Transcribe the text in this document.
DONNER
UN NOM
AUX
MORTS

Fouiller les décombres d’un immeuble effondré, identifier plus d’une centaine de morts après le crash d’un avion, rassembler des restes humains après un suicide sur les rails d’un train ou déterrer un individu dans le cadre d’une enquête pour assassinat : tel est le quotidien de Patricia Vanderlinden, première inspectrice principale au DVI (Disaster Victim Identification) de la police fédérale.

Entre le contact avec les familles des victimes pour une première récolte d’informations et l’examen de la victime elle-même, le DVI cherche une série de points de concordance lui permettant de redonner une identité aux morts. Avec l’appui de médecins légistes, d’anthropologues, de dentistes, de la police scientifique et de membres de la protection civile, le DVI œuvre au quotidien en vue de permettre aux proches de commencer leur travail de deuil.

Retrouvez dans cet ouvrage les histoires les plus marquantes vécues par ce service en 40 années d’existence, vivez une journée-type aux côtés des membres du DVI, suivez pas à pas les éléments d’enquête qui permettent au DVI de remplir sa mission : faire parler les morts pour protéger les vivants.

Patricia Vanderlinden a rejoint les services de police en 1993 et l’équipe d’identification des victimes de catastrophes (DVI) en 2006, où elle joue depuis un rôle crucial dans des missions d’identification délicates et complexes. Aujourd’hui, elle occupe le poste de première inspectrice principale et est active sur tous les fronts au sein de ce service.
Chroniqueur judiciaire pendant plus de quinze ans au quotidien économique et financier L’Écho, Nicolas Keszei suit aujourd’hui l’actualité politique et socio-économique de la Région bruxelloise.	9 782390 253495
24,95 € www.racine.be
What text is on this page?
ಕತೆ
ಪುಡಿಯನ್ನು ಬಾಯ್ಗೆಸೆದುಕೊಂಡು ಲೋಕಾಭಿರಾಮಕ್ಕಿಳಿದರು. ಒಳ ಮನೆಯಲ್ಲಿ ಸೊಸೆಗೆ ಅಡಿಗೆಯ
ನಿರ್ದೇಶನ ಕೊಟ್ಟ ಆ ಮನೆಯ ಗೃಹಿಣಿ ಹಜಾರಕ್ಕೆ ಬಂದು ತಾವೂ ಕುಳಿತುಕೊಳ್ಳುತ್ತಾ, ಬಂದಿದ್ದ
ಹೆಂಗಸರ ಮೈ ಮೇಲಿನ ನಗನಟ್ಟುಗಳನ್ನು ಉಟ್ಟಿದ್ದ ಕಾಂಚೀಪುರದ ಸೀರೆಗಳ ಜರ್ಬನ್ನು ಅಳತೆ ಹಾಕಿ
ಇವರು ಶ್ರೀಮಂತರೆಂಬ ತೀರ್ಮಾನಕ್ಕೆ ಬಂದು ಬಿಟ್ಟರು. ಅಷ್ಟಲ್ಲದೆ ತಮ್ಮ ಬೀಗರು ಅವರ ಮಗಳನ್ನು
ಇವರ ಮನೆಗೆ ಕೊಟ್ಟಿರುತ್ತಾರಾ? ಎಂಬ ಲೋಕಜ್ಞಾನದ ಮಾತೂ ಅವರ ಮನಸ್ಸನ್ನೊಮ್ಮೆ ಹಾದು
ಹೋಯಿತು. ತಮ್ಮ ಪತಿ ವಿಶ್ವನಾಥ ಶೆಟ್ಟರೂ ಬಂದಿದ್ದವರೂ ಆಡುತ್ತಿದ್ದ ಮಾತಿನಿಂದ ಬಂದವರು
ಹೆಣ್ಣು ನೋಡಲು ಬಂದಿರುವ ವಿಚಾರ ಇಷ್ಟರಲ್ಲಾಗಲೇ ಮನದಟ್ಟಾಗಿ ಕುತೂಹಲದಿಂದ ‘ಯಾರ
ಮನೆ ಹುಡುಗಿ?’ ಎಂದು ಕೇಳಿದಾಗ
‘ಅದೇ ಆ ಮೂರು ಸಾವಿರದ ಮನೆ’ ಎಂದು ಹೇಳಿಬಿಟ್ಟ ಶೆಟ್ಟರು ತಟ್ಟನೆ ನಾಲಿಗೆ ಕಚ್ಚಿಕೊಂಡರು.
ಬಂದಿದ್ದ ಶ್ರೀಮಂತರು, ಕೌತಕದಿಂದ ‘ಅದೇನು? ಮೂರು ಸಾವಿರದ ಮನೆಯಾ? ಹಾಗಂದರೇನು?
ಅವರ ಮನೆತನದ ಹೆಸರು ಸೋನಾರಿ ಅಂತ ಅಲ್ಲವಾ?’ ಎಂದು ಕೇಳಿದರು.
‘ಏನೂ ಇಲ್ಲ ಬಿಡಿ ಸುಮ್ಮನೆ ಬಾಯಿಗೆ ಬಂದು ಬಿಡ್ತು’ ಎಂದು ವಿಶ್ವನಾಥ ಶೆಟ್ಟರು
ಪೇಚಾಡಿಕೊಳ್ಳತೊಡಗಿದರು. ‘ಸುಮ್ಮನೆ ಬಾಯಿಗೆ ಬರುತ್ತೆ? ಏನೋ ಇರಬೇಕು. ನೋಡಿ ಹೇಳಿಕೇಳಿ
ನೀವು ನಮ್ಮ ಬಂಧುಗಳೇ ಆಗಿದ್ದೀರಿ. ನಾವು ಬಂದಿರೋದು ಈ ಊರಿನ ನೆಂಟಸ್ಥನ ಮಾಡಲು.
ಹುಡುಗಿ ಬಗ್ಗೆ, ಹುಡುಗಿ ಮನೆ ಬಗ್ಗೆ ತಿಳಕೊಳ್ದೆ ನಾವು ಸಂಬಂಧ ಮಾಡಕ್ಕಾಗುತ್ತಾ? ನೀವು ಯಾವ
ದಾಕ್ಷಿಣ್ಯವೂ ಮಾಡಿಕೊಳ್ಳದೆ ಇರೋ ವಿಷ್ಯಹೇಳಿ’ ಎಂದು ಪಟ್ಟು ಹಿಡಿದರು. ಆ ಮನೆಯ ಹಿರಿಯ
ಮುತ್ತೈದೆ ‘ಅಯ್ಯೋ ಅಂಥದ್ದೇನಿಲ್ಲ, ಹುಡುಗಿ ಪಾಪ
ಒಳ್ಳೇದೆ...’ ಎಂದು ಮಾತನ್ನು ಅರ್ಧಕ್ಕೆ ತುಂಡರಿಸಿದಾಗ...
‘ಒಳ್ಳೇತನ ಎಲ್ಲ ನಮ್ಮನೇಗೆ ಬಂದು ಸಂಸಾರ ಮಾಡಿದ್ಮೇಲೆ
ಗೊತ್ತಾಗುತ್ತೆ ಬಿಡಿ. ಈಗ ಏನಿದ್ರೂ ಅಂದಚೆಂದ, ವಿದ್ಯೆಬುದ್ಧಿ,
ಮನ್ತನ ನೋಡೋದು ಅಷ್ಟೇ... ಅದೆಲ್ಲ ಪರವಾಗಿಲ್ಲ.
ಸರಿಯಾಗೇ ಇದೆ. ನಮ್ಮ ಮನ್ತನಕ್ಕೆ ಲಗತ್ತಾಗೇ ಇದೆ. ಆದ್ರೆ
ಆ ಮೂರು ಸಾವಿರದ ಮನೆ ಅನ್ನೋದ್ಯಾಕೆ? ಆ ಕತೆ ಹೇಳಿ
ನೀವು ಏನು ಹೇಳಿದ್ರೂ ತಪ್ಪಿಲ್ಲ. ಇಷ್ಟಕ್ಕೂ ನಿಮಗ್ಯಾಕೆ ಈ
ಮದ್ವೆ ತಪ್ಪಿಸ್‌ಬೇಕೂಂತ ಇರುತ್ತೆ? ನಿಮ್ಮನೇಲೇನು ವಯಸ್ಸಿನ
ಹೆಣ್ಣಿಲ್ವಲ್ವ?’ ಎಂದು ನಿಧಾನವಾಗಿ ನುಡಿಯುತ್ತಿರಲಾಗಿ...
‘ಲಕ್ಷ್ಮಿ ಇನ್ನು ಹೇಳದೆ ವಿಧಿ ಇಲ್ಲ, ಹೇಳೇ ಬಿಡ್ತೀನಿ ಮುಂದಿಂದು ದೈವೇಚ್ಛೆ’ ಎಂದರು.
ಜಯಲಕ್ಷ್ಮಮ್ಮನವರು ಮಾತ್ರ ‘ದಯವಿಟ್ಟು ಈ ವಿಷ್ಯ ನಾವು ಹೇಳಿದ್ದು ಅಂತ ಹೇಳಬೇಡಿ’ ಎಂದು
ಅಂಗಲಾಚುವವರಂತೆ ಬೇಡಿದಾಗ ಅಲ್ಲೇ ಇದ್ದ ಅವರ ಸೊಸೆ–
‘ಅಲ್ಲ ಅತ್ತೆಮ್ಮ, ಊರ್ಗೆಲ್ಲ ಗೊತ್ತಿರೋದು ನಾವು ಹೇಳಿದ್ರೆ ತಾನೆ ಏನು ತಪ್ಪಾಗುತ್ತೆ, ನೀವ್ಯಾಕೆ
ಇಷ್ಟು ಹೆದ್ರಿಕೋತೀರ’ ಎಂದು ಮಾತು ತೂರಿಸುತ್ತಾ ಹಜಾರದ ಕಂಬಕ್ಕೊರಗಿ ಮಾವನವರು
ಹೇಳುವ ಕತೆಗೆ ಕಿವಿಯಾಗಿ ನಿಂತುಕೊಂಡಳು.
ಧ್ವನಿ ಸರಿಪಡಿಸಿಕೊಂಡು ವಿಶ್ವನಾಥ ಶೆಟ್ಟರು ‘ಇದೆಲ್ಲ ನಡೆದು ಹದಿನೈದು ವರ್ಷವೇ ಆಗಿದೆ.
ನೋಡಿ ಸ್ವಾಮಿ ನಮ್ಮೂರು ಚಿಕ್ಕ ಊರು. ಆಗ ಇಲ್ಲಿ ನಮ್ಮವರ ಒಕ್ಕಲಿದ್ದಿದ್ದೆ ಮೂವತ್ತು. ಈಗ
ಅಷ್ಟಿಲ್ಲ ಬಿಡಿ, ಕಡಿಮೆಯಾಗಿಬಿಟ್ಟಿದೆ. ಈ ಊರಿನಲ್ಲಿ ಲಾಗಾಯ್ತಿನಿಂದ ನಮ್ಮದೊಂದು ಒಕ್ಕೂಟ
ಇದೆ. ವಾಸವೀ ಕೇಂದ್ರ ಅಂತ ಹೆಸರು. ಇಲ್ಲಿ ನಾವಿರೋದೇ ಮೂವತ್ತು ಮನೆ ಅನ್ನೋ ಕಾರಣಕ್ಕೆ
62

--------------------------------

_Aim of the exercise_
Scan the material above. Copy each line that holds the word "this".

_Task response_
Transcribe the text in this document.
What text is on this page?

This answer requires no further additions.